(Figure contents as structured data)
◇ ◇ ◇ ◇ ◇ ◇ ◇
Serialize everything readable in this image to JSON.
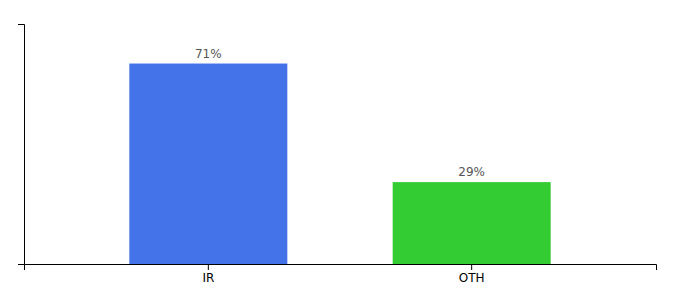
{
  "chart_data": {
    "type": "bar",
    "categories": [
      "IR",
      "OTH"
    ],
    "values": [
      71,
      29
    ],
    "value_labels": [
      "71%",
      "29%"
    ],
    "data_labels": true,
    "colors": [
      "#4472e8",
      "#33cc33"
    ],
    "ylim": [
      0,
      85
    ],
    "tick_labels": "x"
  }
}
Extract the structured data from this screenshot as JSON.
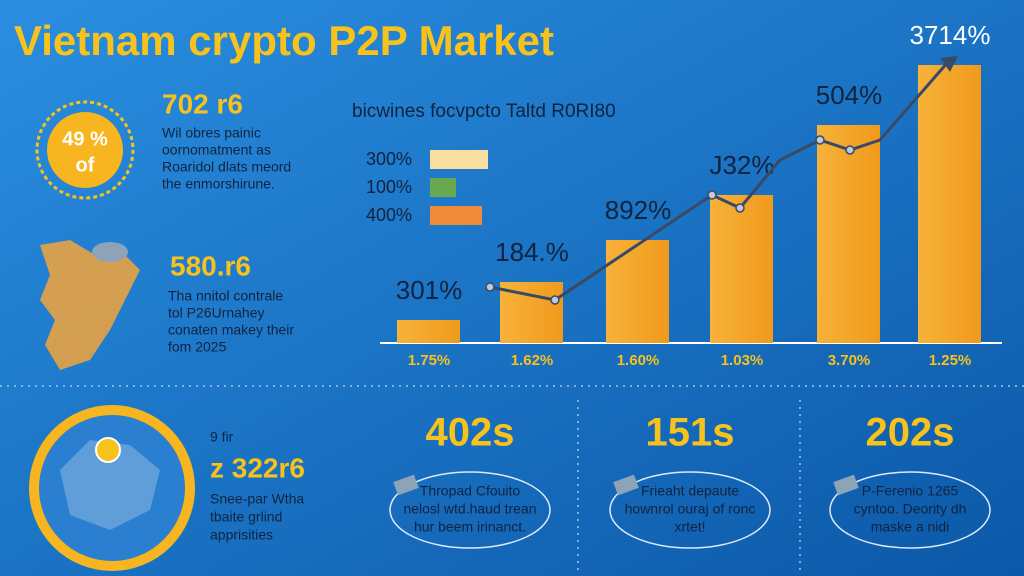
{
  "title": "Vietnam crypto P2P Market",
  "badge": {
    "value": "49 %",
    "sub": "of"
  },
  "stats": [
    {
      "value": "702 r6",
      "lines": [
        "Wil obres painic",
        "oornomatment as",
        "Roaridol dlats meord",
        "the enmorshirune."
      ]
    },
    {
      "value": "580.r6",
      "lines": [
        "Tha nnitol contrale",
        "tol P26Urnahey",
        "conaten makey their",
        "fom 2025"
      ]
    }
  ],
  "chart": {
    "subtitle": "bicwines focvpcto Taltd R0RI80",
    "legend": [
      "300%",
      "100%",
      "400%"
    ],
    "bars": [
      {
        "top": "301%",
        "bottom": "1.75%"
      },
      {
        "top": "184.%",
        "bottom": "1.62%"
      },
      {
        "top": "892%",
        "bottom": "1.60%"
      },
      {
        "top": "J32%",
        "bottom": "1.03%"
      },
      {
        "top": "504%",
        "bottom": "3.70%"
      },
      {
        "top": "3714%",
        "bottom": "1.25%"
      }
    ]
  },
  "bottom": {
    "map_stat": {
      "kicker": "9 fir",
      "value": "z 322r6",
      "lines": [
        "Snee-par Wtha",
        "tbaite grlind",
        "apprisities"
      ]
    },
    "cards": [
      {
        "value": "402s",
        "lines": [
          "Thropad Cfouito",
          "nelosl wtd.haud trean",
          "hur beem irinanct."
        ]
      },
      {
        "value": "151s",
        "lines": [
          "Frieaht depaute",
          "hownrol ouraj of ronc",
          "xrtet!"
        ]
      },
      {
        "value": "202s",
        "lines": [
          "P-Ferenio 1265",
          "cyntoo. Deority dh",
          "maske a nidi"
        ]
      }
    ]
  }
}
◇ ◇ ◇ ◇ ◇ ◇ ◇
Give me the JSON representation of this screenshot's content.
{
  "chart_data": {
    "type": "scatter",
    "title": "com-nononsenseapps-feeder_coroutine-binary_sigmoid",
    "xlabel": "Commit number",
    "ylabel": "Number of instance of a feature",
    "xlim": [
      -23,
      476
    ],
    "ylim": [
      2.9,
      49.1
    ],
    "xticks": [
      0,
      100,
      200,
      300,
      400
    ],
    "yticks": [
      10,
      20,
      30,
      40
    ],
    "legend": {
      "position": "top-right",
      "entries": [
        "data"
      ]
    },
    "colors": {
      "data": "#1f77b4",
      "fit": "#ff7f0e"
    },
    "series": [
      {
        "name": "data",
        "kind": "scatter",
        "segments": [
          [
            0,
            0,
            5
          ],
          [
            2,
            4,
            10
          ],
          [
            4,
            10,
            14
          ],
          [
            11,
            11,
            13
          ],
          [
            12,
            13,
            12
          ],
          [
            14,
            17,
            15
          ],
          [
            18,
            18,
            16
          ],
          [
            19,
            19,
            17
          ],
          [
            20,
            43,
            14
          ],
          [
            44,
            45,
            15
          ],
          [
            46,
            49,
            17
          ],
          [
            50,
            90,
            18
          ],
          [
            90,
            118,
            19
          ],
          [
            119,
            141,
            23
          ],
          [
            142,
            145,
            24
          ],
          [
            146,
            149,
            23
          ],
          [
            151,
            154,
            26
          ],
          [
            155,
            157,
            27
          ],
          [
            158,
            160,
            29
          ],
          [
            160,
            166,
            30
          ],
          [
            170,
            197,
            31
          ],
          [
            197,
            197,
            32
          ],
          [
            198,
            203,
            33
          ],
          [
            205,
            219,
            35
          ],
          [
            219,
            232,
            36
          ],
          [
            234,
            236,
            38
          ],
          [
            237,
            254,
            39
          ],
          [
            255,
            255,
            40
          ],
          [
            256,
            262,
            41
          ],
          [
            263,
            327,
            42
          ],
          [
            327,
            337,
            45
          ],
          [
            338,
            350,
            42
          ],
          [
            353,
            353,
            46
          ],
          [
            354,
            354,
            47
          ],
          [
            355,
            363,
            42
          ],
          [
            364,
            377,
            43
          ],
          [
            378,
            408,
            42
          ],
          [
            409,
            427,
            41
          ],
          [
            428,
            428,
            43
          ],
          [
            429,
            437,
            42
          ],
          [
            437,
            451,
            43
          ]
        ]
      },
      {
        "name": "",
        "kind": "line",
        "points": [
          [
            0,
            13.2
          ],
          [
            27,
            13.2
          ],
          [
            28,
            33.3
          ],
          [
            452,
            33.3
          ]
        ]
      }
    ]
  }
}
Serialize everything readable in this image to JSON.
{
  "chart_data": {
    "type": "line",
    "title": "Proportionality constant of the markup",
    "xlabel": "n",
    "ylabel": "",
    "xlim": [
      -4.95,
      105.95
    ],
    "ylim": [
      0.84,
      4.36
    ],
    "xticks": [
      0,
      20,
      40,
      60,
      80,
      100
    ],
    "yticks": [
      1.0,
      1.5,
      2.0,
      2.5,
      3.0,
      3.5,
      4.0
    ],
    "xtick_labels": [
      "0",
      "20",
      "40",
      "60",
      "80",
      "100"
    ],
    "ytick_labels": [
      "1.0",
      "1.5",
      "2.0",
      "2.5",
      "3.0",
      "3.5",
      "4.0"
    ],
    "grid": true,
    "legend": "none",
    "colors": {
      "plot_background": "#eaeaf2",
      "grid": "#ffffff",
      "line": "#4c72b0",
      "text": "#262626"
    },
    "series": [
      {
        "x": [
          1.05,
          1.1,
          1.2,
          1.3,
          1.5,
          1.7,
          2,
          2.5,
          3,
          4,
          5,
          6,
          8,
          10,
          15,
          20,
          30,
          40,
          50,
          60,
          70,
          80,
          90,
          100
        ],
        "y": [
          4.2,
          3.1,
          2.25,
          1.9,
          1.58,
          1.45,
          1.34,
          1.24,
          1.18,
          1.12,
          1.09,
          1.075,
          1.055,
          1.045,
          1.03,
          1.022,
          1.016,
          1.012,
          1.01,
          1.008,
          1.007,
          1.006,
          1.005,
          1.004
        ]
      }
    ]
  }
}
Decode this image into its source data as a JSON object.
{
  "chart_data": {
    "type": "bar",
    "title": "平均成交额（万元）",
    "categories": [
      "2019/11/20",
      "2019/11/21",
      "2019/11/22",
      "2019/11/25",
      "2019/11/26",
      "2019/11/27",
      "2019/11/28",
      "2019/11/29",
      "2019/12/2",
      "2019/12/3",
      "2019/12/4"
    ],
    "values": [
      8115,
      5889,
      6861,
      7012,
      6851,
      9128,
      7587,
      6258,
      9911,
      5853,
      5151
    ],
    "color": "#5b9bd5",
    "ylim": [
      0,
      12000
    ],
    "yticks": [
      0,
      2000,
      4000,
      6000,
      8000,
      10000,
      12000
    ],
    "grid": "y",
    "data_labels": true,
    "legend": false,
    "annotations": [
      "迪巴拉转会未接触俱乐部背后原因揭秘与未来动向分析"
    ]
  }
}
◇ ◇ ◇ ◇ ◇ ◇ ◇
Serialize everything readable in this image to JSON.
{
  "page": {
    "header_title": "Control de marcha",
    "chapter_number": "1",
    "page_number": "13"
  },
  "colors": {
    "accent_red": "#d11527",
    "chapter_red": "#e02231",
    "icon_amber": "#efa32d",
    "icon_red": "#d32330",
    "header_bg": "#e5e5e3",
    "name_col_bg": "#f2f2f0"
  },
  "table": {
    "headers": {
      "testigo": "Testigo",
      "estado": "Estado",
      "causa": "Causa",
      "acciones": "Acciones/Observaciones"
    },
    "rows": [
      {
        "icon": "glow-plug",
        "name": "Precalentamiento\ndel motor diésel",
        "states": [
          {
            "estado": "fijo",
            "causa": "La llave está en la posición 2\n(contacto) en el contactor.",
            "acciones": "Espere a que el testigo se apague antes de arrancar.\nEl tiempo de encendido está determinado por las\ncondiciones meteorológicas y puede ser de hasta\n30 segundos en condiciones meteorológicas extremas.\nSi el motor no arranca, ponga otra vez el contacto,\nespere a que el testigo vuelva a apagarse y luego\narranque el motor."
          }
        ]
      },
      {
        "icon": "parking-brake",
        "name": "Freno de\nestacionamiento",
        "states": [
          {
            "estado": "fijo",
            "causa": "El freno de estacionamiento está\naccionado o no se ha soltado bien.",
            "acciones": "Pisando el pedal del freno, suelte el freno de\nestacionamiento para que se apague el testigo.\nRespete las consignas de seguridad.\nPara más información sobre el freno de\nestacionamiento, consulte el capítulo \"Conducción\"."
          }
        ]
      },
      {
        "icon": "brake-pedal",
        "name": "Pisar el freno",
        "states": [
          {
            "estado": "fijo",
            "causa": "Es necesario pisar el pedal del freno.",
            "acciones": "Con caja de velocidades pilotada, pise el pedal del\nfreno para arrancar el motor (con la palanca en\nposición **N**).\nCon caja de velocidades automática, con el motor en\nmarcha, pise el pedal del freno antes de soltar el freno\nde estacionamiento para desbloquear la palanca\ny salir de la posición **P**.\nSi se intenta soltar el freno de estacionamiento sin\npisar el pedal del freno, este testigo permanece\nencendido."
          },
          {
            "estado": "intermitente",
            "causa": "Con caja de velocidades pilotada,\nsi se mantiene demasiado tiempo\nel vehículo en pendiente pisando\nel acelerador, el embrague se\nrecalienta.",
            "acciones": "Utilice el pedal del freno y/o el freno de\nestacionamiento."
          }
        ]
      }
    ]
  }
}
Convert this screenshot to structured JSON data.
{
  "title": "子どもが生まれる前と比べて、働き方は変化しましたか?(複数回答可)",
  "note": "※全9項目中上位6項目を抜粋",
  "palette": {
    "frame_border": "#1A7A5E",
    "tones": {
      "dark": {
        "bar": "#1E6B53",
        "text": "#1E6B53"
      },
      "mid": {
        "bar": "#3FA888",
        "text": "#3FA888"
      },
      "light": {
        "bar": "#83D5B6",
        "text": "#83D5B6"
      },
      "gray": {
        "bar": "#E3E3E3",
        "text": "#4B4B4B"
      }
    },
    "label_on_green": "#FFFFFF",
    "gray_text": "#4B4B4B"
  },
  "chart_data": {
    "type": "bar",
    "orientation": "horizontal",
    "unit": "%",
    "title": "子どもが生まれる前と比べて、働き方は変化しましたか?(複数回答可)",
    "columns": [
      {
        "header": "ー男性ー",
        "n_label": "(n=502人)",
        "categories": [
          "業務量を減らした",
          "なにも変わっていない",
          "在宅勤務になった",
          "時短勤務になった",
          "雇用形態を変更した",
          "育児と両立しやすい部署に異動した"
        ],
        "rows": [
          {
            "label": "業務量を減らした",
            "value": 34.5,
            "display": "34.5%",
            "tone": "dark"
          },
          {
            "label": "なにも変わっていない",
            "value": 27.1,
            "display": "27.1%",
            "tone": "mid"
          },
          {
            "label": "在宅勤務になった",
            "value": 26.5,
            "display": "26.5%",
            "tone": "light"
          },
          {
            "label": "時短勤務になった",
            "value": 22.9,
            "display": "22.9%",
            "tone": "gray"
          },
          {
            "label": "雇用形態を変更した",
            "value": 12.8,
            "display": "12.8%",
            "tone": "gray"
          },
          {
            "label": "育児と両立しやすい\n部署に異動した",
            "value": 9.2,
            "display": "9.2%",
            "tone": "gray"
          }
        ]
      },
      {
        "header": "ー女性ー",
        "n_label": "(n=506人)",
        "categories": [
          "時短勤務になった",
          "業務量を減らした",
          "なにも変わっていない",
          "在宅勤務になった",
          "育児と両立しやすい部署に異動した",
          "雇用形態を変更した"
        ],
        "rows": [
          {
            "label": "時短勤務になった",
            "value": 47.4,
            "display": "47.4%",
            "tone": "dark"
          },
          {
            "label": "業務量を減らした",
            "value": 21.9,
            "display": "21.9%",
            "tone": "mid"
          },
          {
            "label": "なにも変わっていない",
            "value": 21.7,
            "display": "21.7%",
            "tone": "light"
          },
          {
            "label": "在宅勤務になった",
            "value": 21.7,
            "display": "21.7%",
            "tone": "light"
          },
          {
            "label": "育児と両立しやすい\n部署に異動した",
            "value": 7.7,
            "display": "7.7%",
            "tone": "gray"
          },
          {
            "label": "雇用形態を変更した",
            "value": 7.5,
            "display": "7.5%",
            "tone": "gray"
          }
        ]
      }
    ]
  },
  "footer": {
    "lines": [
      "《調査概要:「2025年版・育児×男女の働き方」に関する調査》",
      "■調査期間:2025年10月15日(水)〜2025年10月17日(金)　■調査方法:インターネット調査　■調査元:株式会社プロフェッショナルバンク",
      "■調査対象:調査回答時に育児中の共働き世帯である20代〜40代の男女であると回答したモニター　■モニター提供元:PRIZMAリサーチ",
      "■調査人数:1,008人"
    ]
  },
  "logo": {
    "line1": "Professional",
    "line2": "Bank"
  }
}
◇ ◇ ◇ ◇ ◇ ◇ ◇
#### WHAT NEEDS TO BE DONE:
Determine how many lines of the material include the string "複数回答可". Output only that count.

#### RESULT FOR THIS EXERCISE:
2